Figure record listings
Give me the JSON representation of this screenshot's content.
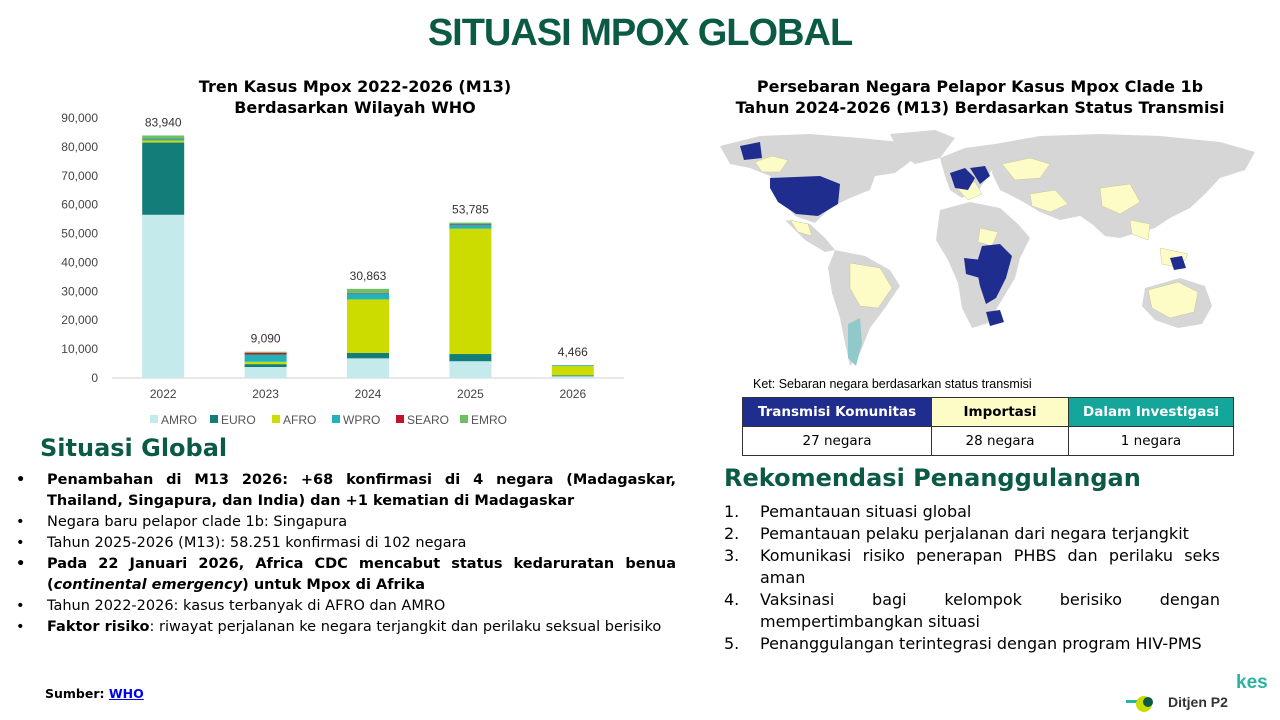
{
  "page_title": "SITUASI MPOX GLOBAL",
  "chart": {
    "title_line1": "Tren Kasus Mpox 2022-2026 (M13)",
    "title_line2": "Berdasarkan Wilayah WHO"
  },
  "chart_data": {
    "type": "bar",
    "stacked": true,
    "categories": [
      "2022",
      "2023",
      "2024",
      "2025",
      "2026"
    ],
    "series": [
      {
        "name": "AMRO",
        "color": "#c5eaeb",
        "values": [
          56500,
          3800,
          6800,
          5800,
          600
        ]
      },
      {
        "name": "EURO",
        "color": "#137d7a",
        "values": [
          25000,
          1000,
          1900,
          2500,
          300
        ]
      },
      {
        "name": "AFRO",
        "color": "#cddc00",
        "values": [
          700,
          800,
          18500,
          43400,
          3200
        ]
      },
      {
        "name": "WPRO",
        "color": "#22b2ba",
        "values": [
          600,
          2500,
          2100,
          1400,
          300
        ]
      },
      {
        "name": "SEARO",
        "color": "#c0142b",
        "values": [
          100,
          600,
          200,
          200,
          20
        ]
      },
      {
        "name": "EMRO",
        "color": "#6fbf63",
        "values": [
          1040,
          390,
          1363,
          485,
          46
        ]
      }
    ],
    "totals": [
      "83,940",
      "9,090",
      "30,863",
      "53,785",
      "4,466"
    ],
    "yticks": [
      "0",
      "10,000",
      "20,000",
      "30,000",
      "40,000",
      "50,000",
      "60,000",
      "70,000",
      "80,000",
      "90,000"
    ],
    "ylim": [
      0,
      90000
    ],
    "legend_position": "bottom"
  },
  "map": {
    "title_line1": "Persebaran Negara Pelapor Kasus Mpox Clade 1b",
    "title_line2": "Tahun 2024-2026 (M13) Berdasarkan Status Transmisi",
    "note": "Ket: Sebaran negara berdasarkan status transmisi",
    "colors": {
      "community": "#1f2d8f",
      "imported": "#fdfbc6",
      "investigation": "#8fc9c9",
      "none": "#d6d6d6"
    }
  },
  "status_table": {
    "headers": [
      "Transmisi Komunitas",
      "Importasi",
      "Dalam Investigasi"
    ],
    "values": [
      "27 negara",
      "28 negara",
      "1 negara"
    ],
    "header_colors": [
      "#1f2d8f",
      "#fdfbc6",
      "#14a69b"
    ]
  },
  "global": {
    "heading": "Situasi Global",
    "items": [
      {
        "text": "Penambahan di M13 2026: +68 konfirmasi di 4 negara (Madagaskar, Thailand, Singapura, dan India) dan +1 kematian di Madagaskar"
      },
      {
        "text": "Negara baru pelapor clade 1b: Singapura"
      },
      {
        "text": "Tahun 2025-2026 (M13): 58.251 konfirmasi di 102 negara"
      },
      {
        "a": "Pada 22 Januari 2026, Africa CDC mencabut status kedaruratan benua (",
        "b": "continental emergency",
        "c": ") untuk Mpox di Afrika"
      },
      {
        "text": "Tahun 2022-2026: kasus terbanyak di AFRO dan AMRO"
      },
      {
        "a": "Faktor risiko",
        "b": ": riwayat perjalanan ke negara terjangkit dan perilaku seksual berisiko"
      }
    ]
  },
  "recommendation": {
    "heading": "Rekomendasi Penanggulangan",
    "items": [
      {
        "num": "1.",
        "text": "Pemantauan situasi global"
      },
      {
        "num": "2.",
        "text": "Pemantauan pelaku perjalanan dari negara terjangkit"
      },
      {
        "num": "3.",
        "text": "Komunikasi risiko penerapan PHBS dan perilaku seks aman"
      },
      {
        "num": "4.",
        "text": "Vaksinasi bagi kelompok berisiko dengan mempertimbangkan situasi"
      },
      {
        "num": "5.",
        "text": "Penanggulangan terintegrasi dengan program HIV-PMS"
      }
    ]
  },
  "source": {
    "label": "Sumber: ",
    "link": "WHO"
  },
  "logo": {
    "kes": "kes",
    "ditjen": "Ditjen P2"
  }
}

---

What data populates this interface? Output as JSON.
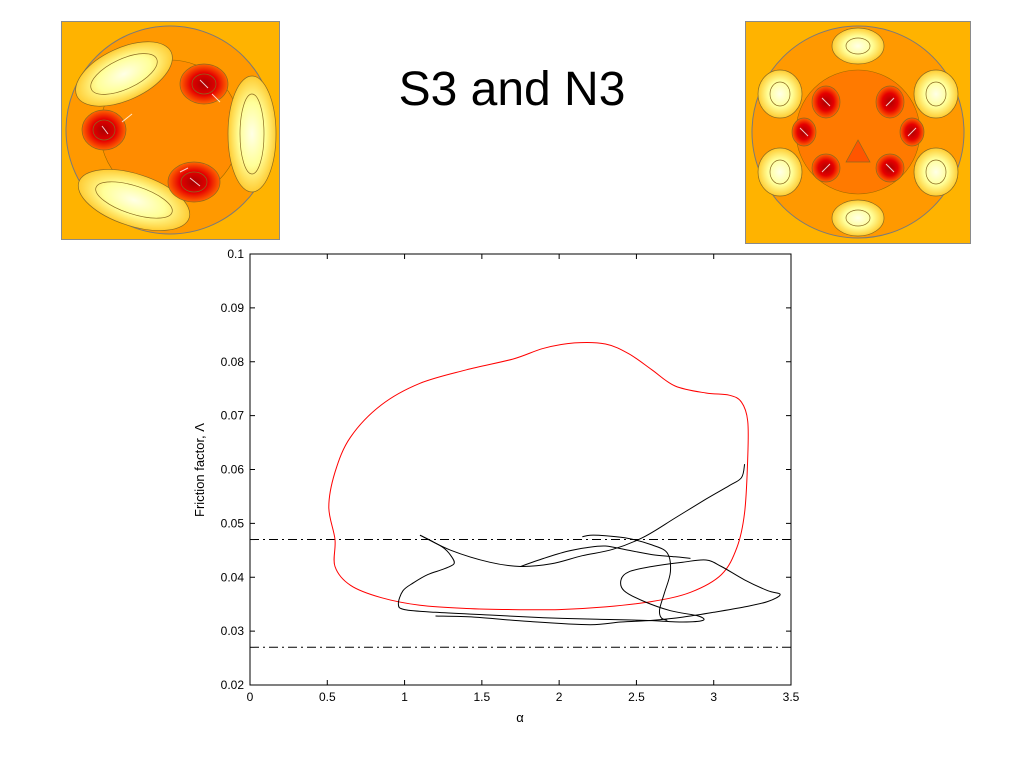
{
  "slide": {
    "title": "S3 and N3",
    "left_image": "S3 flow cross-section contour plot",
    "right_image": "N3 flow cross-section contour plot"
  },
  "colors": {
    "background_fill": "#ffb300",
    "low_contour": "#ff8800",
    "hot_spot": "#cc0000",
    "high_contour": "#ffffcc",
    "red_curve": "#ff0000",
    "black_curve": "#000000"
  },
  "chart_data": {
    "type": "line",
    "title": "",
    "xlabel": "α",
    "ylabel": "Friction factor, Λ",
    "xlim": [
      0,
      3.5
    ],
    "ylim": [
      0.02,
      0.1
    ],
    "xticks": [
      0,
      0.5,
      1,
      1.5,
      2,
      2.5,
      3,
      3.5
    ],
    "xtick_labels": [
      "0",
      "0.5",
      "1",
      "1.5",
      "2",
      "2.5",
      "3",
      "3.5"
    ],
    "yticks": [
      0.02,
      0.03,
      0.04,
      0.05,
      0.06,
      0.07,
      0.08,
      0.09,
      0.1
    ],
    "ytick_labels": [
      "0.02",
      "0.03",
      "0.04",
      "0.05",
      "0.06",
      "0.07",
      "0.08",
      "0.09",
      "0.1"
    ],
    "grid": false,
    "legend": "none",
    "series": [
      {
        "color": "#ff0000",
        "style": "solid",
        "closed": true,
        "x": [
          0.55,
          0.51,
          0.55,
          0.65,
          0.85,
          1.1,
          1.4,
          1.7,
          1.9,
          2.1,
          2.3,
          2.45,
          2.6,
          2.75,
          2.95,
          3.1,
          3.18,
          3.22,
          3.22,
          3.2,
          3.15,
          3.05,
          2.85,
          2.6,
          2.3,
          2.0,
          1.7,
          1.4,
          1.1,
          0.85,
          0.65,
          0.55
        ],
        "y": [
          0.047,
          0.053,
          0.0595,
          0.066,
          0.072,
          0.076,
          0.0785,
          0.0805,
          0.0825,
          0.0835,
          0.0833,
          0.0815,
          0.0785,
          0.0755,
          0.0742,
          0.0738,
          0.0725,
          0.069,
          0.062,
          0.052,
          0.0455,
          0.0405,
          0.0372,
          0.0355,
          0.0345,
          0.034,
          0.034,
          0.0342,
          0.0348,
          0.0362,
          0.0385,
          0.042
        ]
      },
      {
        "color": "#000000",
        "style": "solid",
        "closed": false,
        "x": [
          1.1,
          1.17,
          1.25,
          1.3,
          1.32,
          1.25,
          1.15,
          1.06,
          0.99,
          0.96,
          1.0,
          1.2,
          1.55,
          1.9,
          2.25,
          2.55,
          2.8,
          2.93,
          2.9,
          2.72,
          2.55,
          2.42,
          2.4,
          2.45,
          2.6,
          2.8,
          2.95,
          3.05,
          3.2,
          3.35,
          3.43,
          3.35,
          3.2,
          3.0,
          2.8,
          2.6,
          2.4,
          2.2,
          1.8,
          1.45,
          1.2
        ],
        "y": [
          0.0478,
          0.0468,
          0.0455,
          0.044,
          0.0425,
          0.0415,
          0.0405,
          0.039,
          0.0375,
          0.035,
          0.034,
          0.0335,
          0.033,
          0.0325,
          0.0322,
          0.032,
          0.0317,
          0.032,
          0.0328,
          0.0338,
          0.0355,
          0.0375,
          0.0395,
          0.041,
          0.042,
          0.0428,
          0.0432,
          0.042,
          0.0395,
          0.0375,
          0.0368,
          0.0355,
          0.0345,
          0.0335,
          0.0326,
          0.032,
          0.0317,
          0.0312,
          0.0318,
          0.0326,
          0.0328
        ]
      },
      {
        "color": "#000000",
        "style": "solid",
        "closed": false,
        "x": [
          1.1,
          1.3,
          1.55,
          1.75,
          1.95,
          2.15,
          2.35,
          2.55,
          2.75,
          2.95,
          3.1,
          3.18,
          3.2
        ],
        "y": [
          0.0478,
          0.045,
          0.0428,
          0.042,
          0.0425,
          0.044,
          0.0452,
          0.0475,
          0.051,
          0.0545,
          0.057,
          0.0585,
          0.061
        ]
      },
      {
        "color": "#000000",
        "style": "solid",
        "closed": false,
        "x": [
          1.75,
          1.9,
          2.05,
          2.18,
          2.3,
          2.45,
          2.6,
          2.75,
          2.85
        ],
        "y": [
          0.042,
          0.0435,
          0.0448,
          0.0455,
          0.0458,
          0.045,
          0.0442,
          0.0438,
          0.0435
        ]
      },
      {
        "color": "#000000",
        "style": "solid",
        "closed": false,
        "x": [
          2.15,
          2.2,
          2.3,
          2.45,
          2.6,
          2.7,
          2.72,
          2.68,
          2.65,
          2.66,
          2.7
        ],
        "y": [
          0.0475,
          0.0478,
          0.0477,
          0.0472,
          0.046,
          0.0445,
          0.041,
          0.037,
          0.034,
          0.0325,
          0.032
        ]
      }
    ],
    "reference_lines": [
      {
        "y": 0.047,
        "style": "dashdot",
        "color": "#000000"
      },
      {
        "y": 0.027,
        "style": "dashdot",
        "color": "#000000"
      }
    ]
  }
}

Task directions
Copy every line that includes the string "terjangkit" from the material above.

Result
        "b": ": riwayat perjalanan ke negara terjangkit dan perilaku seksual berisiko"
        "text": "Pemantauan pelaku perjalanan dari negara terjangkit"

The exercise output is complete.